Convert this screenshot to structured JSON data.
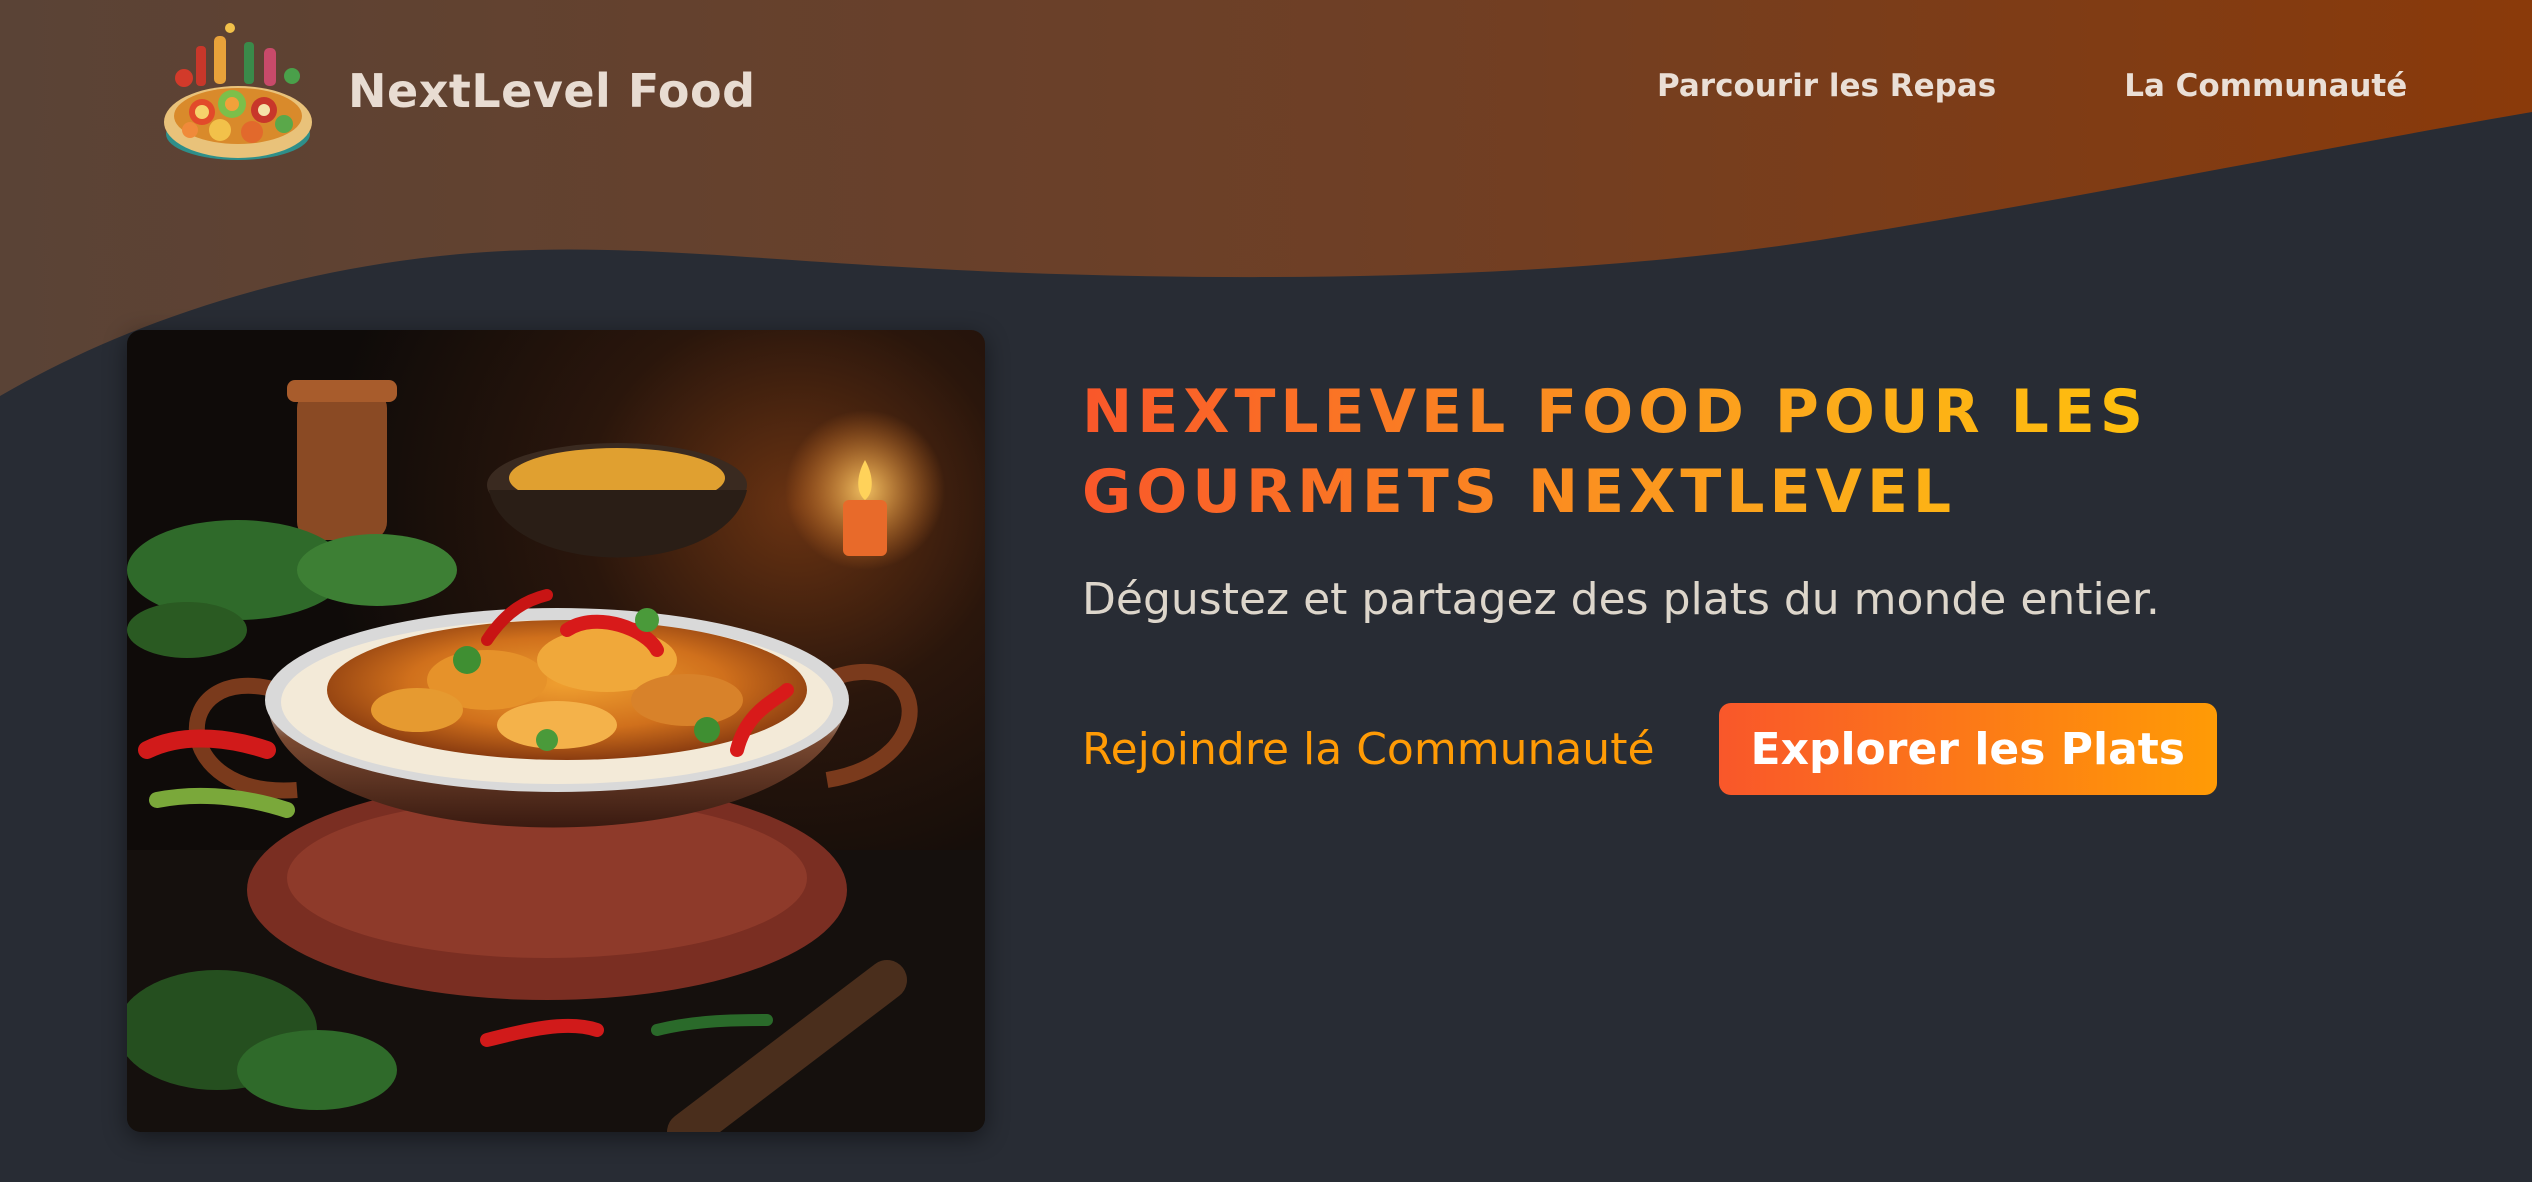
{
  "header": {
    "brand_name": "NextLevel Food",
    "nav": [
      {
        "label": "Parcourir les Repas"
      },
      {
        "label": "La Communauté"
      }
    ]
  },
  "hero": {
    "title": "NextLevel Food pour les gourmets NextLevel",
    "subtitle": "Dégustez et partagez des plats du monde entier.",
    "join_link": "Rejoindre la Communauté",
    "explore_button": "Explorer les Plats"
  },
  "icons": {
    "logo": "food-platter-icon",
    "hero_image": "curry-dish-photo"
  },
  "colors": {
    "background": "#282c34",
    "header_gradient_start": "#5a4336",
    "header_gradient_end": "#8a3a0a",
    "accent_orange": "#f9572a",
    "accent_yellow": "#ff9b05",
    "nav_text": "#eadfd6"
  }
}
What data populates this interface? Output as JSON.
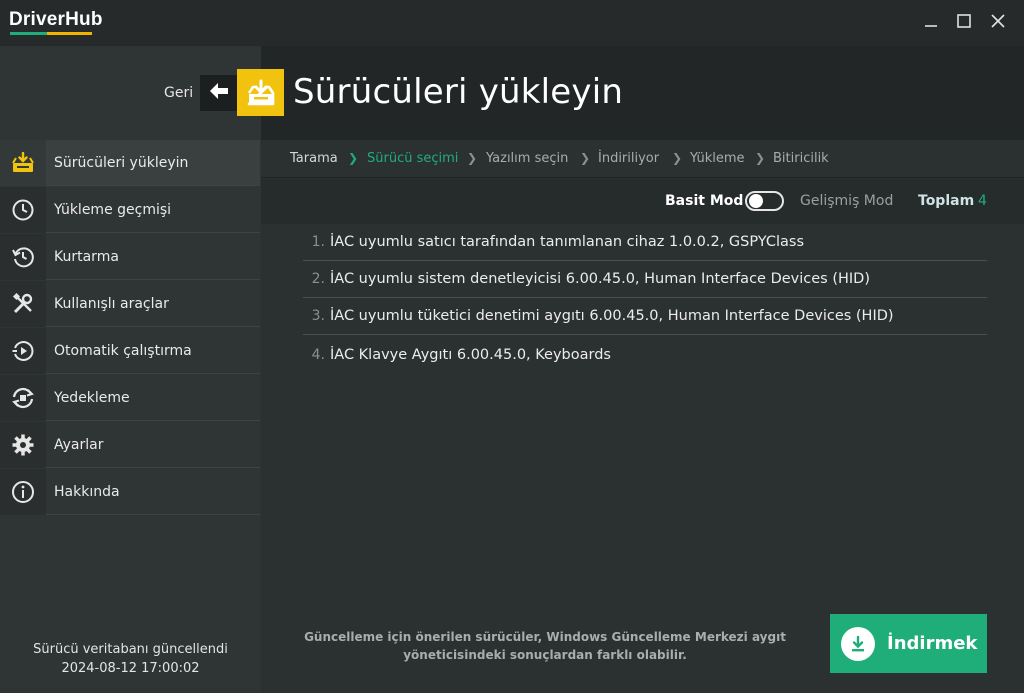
{
  "app": {
    "name": "DriverHub",
    "colors": {
      "accent": "#1fae7a",
      "brand_yellow": "#f2c30e"
    }
  },
  "window": {
    "minimize_icon": "minimize-icon",
    "maximize_icon": "maximize-icon",
    "close_icon": "close-icon"
  },
  "header": {
    "back_label": "Geri",
    "title": "Sürücüleri yükleyin"
  },
  "sidebar": {
    "items": [
      {
        "label": "Sürücüleri yükleyin",
        "icon": "driver-install-icon",
        "active": true
      },
      {
        "label": "Yükleme geçmişi",
        "icon": "history-clock-icon"
      },
      {
        "label": "Kurtarma",
        "icon": "restore-icon"
      },
      {
        "label": "Kullanışlı araçlar",
        "icon": "tools-icon"
      },
      {
        "label": "Otomatik çalıştırma",
        "icon": "autorun-icon"
      },
      {
        "label": "Yedekleme",
        "icon": "backup-icon"
      },
      {
        "label": "Ayarlar",
        "icon": "gear-icon"
      },
      {
        "label": "Hakkında",
        "icon": "info-icon"
      }
    ],
    "db_status_line1": "Sürücü veritabanı güncellendi",
    "db_status_line2": "2024-08-12 17:00:02"
  },
  "breadcrumb": {
    "steps": [
      "Tarama",
      "Sürücü seçimi",
      "Yazılım seçin",
      "İndiriliyor",
      "Yükleme",
      "Bitiricilik"
    ],
    "current_index": 1
  },
  "mode": {
    "basic_label": "Basit Mod",
    "advanced_label": "Gelişmiş Mod",
    "total_label": "Toplam",
    "total_count": "4"
  },
  "drivers": [
    {
      "num": "1.",
      "name": "İAC uyumlu satıcı tarafından tanımlanan cihaz 1.0.0.2, GSPYClass"
    },
    {
      "num": "2.",
      "name": "İAC uyumlu sistem denetleyicisi 6.00.45.0, Human Interface Devices (HID)"
    },
    {
      "num": "3.",
      "name": "İAC uyumlu tüketici denetimi aygıtı 6.00.45.0, Human Interface Devices (HID)"
    },
    {
      "num": "4.",
      "name": "İAC Klavye Aygıtı 6.00.45.0, Keyboards"
    }
  ],
  "footer": {
    "notice_line1": "Güncelleme için önerilen sürücüler, Windows Güncelleme Merkezi aygıt",
    "notice_line2": "yöneticisindeki sonuçlardan farklı olabilir.",
    "download_label": "İndirmek"
  }
}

> Prompt
Repeat all the data as it stands, dropping any images it holds.

> Written answer
Convert this screenshot to structured JSON data.
{
  "header": {
    "brand_name": "NextLevel Food",
    "nav": [
      {
        "label": "Parcourir les Repas"
      },
      {
        "label": "La Communauté"
      }
    ]
  },
  "hero": {
    "title": "NextLevel Food pour les gourmets NextLevel",
    "subtitle": "Dégustez et partagez des plats du monde entier.",
    "join_link": "Rejoindre la Communauté",
    "explore_button": "Explorer les Plats"
  },
  "icons": {
    "logo": "food-platter-icon",
    "hero_image": "curry-dish-photo"
  },
  "colors": {
    "background": "#282c34",
    "header_gradient_start": "#5a4336",
    "header_gradient_end": "#8a3a0a",
    "accent_orange": "#f9572a",
    "accent_yellow": "#ff9b05",
    "nav_text": "#eadfd6"
  }
}
What data populates this interface? Output as JSON.
{
  "app": {
    "name": "DriverHub",
    "colors": {
      "accent": "#1fae7a",
      "brand_yellow": "#f2c30e"
    }
  },
  "window": {
    "minimize_icon": "minimize-icon",
    "maximize_icon": "maximize-icon",
    "close_icon": "close-icon"
  },
  "header": {
    "back_label": "Geri",
    "title": "Sürücüleri yükleyin"
  },
  "sidebar": {
    "items": [
      {
        "label": "Sürücüleri yükleyin",
        "icon": "driver-install-icon",
        "active": true
      },
      {
        "label": "Yükleme geçmişi",
        "icon": "history-clock-icon"
      },
      {
        "label": "Kurtarma",
        "icon": "restore-icon"
      },
      {
        "label": "Kullanışlı araçlar",
        "icon": "tools-icon"
      },
      {
        "label": "Otomatik çalıştırma",
        "icon": "autorun-icon"
      },
      {
        "label": "Yedekleme",
        "icon": "backup-icon"
      },
      {
        "label": "Ayarlar",
        "icon": "gear-icon"
      },
      {
        "label": "Hakkında",
        "icon": "info-icon"
      }
    ],
    "db_status_line1": "Sürücü veritabanı güncellendi",
    "db_status_line2": "2024-08-12 17:00:02"
  },
  "breadcrumb": {
    "steps": [
      "Tarama",
      "Sürücü seçimi",
      "Yazılım seçin",
      "İndiriliyor",
      "Yükleme",
      "Bitiricilik"
    ],
    "current_index": 1
  },
  "mode": {
    "basic_label": "Basit Mod",
    "advanced_label": "Gelişmiş Mod",
    "total_label": "Toplam",
    "total_count": "4"
  },
  "drivers": [
    {
      "num": "1.",
      "name": "İAC uyumlu satıcı tarafından tanımlanan cihaz 1.0.0.2, GSPYClass"
    },
    {
      "num": "2.",
      "name": "İAC uyumlu sistem denetleyicisi 6.00.45.0, Human Interface Devices (HID)"
    },
    {
      "num": "3.",
      "name": "İAC uyumlu tüketici denetimi aygıtı 6.00.45.0, Human Interface Devices (HID)"
    },
    {
      "num": "4.",
      "name": "İAC Klavye Aygıtı 6.00.45.0, Keyboards"
    }
  ],
  "footer": {
    "notice_line1": "Güncelleme için önerilen sürücüler, Windows Güncelleme Merkezi aygıt",
    "notice_line2": "yöneticisindeki sonuçlardan farklı olabilir.",
    "download_label": "İndirmek"
  }
}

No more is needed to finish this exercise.